Prossiga a entrevista sobre os desafios da saúde pública em Portugal a partir da última resposta apresentada.

* [Texto para análise]:
--------

Entrevista

Entrevista | Fernando de Almeida: Em Portugal "podemos voltar a ter malária"

23 abr 2018 00:00

Presidente do Instituto Nacional de Saúde Doutor Ricardo Jorge, diz que as alterações climáticas "serão uma das grandes preocupações de futuro da saúde pública".

Maria Anabela Silva

Quais os grandes desafios da saúde pública no presente?

São, clara e inequivocamente, os desafios ligados às doenças crónicas. Àquelas que chamamos as doenças não transmissíveis. Portugal fez um esforço enorme, confirmado nos dados do recente retrato da saúde publicado pela tutela e pela Direcção-Geral da Saúde, nas doenças transmissíveis, e nas áreas das cirurgias e ao nível dos cuidados hospitalares e de saúde primários. Fizemos também um esforço fabuloso nas áreas das morbimortalidades. Hoje, a qualidade da nossa sociedade enfrenta três ‘problemazinhos’: tabagismo, diabetes e obesidade, que são doenças relacionadas com os comportamentos. Temos uma esperança média de vida que é das melhores da Europa, mas as condições em que chegamos a determinada idade não são as melhores. É esse o investimento e o desafio que Portugal tem para os próximos anos.

--------

* [Dados fornecidos]:
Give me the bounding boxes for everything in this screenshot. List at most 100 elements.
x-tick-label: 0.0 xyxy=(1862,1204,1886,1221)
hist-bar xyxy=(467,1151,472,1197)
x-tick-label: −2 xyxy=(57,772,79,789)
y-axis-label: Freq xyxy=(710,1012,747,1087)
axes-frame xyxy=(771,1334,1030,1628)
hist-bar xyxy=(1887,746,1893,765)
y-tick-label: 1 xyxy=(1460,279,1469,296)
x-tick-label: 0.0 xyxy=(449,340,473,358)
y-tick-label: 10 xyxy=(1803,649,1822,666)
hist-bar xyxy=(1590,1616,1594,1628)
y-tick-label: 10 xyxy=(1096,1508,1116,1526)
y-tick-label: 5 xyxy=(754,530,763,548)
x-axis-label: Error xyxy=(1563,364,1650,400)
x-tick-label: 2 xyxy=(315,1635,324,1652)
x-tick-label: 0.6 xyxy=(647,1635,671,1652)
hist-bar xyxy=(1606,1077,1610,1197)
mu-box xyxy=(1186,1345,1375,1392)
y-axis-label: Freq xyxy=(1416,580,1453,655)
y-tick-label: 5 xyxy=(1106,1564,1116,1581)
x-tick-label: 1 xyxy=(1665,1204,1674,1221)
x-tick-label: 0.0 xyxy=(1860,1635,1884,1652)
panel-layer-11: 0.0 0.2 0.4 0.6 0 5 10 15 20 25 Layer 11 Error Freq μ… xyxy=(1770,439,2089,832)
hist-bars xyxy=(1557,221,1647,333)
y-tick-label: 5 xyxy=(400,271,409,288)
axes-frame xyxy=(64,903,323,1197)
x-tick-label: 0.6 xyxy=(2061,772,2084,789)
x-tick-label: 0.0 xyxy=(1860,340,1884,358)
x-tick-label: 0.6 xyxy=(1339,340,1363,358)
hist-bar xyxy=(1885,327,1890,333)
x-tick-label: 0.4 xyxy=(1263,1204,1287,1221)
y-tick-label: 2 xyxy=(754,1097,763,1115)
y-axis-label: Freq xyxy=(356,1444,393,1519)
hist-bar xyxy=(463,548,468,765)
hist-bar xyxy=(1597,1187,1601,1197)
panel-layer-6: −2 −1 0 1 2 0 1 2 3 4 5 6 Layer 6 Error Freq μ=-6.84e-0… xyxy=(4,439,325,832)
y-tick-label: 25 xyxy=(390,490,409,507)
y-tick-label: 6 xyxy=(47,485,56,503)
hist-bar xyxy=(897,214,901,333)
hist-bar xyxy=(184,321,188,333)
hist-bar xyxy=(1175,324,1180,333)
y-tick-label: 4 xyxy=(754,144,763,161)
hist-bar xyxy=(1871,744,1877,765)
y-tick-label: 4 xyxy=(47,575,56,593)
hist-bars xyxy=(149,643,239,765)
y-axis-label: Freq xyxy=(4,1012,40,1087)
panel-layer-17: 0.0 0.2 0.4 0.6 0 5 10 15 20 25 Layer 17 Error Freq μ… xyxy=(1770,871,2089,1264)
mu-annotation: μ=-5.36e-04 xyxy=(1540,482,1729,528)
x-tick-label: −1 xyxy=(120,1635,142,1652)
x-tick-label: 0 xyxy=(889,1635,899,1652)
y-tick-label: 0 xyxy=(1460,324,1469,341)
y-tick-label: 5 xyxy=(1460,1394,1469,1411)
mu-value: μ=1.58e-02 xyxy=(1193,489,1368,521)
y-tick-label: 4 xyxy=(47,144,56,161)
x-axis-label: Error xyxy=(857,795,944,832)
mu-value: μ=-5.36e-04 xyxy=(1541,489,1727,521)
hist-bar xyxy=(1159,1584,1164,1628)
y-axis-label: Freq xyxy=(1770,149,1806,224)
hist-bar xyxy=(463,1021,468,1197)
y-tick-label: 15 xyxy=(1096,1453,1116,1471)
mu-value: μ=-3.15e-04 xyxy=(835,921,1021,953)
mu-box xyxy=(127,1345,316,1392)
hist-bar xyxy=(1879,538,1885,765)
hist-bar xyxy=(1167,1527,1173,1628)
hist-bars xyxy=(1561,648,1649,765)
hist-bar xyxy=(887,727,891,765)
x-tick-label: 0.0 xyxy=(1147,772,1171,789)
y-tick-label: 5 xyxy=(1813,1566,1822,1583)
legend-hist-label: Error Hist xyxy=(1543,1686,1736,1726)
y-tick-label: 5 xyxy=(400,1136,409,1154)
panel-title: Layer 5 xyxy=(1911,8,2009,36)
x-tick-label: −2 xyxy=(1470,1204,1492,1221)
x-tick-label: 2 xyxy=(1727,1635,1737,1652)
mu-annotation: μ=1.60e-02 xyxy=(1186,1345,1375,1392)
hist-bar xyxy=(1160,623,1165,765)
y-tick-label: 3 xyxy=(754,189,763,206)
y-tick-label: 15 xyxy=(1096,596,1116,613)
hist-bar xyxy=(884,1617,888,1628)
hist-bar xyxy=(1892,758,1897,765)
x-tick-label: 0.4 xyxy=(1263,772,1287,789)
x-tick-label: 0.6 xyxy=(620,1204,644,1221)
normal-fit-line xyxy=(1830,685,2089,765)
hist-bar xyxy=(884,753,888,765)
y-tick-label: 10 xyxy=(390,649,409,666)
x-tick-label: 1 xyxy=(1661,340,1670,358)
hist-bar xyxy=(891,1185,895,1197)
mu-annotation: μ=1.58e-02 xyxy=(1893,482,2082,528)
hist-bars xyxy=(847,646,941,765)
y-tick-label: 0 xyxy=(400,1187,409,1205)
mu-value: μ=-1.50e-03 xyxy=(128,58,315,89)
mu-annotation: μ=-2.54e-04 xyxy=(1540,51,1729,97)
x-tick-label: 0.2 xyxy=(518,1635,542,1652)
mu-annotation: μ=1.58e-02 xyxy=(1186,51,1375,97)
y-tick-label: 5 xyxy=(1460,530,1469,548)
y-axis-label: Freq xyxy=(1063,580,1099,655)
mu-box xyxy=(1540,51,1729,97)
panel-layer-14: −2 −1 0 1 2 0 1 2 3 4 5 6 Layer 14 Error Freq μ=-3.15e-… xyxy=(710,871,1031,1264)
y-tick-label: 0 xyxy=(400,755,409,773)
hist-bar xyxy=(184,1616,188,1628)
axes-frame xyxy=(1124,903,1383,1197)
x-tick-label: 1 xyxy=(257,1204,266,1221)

--------

* [Resposta]:
As alterações climáticas também são uma potencial ameaça à saúde pública?

São. As alterações climáticas favorecem o aparecimento de patologias onde não era normal. Um exemplo: o ébola era em África, mas já apareceu em Espanha um caso importado. O dengue já foi identificado na Madeira. Em Portugal já tivemos malária e conseguimos erradicá-la, mas podemos voltar a ter. O Instituto [Nacional de Saúde Doutor Ricardo Jorge], através do programa REVIVE, que é uma rede de vigilância epidemiológica, faz a avaliação de vectores - carraças e mosquitos, - que permite detectar mosquitos que transmitem vírus como o chicungunha, zika ou dengue. No ano passado, detectámos numa empresa importadora de pneus mosquitos designados por Aedes, que são vector dessas doenças. Isto não quer dizer que a doença esteja cá. Mas o mosquito já está. Se houver alguém que venha infectado e for picado por algum desses mosquitos, estes infectam e começam a transmitir. As alterações climáticas serão uma das grandes preocupações de futuro da saúde pública.

Que novas doenças poderemos esperar na Europa em consequência do aumento da temperatura?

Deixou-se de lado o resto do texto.